What is expected:
Copy every line of the data that includes the string "have".

+++

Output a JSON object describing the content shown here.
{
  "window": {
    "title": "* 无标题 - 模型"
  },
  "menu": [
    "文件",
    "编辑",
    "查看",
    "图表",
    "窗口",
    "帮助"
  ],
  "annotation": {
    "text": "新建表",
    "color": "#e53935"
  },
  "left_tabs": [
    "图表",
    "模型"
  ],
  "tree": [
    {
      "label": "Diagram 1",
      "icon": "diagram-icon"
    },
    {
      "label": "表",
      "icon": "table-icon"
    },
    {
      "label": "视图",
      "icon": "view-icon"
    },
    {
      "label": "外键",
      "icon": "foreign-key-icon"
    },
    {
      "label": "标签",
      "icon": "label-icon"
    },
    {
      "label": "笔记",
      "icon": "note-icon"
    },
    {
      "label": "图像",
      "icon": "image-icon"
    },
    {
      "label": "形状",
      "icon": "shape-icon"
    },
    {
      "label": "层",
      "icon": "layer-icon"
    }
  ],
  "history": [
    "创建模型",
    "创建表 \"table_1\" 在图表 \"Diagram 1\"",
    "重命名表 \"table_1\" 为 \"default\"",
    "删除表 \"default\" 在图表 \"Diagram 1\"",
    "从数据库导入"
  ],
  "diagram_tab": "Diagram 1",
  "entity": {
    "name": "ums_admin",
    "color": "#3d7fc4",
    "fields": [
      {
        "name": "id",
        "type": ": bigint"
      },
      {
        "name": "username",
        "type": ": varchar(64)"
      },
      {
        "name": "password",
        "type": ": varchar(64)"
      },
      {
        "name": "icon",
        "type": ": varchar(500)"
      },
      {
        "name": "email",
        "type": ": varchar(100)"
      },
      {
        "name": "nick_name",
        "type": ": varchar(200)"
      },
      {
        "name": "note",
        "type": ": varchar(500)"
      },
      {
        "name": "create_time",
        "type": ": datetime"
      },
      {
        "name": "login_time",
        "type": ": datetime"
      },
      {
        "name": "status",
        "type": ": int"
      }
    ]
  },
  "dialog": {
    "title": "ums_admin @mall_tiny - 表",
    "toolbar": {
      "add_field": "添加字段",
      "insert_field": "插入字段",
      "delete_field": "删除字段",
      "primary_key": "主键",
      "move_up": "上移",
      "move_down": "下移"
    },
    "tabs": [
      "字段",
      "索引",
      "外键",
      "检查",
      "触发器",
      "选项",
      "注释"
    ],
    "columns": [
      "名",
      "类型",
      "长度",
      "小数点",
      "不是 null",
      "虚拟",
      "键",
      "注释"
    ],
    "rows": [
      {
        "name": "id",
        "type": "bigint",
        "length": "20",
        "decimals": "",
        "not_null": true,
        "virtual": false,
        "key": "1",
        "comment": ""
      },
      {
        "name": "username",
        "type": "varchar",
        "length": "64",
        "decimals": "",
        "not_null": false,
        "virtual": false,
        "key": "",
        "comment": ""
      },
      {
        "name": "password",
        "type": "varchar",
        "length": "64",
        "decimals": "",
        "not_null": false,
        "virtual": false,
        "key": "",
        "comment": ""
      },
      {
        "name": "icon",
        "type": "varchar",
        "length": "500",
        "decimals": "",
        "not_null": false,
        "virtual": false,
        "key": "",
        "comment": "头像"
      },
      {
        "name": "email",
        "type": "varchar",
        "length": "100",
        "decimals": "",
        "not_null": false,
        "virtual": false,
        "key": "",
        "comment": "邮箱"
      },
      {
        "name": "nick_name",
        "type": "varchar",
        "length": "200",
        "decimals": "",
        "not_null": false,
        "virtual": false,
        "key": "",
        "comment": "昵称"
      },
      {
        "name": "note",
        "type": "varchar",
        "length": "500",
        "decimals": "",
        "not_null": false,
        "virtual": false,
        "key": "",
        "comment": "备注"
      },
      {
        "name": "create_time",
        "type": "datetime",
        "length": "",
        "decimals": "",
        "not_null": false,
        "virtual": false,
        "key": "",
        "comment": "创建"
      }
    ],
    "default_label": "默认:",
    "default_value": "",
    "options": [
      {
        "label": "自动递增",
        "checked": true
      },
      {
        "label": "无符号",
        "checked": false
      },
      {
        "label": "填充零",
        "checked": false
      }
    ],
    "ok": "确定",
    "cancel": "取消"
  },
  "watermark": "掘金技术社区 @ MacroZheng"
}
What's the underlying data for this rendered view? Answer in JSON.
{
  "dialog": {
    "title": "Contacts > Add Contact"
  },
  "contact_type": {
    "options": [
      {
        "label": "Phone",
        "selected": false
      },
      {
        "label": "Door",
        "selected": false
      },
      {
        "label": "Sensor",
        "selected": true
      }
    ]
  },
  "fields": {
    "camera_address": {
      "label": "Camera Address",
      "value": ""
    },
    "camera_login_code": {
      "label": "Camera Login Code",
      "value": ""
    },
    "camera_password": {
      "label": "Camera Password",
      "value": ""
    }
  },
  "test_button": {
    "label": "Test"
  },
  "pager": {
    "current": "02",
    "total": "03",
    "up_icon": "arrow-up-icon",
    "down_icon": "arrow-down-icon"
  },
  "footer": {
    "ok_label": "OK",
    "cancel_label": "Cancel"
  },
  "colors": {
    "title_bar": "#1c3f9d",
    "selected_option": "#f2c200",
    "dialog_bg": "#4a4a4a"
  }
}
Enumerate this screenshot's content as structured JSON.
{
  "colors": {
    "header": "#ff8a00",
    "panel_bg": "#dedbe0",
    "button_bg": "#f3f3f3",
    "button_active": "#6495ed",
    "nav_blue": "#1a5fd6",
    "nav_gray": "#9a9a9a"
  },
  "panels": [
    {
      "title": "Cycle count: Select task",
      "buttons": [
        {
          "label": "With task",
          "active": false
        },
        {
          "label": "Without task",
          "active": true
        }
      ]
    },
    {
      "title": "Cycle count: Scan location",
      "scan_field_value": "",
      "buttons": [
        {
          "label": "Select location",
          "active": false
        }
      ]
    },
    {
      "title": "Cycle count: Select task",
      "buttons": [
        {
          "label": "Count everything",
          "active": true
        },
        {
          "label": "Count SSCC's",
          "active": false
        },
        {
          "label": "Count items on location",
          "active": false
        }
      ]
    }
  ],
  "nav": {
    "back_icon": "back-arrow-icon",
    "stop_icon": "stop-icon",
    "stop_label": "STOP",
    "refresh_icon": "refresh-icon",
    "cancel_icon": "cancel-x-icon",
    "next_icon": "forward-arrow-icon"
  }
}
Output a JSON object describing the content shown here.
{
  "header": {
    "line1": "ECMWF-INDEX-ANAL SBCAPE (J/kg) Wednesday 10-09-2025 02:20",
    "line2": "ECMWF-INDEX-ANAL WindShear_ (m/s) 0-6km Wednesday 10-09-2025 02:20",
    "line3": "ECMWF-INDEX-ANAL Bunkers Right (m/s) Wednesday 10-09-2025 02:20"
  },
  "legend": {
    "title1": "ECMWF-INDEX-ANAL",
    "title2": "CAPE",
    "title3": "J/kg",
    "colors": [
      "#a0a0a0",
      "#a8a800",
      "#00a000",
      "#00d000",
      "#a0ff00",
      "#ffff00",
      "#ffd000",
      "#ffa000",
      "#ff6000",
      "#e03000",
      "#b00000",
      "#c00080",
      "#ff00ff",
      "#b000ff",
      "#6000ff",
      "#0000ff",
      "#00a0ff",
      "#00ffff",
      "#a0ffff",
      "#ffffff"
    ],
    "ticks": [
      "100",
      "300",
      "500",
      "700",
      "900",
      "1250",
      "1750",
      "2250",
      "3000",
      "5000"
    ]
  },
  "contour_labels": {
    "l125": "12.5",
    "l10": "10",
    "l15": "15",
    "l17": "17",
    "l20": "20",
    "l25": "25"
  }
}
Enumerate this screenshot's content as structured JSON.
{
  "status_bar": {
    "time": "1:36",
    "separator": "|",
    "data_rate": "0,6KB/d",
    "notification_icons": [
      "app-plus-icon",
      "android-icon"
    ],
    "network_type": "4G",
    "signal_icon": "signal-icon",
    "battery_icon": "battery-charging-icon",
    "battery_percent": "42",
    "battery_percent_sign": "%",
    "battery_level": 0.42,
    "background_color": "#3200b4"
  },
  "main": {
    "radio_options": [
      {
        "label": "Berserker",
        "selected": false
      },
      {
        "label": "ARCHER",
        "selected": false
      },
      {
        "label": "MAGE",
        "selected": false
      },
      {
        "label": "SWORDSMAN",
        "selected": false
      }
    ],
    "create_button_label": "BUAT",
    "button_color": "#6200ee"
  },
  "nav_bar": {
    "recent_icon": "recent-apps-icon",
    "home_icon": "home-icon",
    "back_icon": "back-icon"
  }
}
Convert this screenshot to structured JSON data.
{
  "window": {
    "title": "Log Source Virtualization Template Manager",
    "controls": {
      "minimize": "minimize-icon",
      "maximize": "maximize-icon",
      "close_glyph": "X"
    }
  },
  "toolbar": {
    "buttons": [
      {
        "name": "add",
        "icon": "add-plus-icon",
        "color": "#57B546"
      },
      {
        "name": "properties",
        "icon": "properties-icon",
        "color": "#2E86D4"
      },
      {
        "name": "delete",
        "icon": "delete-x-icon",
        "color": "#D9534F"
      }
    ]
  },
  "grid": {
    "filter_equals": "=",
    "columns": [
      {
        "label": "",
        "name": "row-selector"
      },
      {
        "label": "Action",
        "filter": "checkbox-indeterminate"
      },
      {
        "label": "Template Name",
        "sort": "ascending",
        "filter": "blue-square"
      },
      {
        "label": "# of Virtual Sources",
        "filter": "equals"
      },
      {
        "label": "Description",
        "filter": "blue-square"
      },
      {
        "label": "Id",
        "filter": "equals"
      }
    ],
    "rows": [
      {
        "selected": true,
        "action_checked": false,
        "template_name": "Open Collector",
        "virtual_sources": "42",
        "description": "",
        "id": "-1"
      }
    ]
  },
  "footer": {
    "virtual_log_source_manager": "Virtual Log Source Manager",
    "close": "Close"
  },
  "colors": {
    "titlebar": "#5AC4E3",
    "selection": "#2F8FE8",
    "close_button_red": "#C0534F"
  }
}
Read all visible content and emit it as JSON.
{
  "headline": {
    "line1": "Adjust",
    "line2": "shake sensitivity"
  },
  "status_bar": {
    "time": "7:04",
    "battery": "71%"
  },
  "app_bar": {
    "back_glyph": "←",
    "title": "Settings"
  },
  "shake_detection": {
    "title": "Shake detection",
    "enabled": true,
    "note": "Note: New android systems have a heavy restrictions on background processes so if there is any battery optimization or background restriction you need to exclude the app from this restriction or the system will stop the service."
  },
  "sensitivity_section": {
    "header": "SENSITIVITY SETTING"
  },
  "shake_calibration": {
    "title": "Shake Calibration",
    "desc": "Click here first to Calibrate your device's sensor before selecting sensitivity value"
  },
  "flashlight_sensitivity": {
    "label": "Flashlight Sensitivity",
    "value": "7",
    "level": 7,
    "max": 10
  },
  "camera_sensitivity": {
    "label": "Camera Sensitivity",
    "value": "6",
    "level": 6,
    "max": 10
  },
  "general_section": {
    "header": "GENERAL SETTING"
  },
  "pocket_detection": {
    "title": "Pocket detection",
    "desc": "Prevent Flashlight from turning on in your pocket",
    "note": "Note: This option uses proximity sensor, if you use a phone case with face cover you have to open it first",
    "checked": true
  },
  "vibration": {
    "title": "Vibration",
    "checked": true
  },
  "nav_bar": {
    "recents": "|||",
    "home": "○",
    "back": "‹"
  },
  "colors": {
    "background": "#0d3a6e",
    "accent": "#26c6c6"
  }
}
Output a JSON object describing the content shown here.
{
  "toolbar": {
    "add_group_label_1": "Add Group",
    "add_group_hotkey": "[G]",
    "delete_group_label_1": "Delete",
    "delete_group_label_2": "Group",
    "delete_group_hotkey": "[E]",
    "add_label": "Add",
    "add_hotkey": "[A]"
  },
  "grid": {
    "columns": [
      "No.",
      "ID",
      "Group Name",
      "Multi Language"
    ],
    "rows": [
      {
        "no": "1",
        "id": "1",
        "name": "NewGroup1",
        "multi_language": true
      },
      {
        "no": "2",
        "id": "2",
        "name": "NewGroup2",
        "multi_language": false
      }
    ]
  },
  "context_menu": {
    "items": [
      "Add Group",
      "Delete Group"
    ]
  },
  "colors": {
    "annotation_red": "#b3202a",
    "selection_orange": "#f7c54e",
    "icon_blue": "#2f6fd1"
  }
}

+++

Answer to the exercise:
    "note": "Note: New android systems have a heavy restrictions on background processes so if there is any battery optimization or background restriction you need to exclude the app from this restriction or the system will stop the service."
    "note": "Note: This option uses proximity sensor, if you use a phone case with face cover you have to open it first",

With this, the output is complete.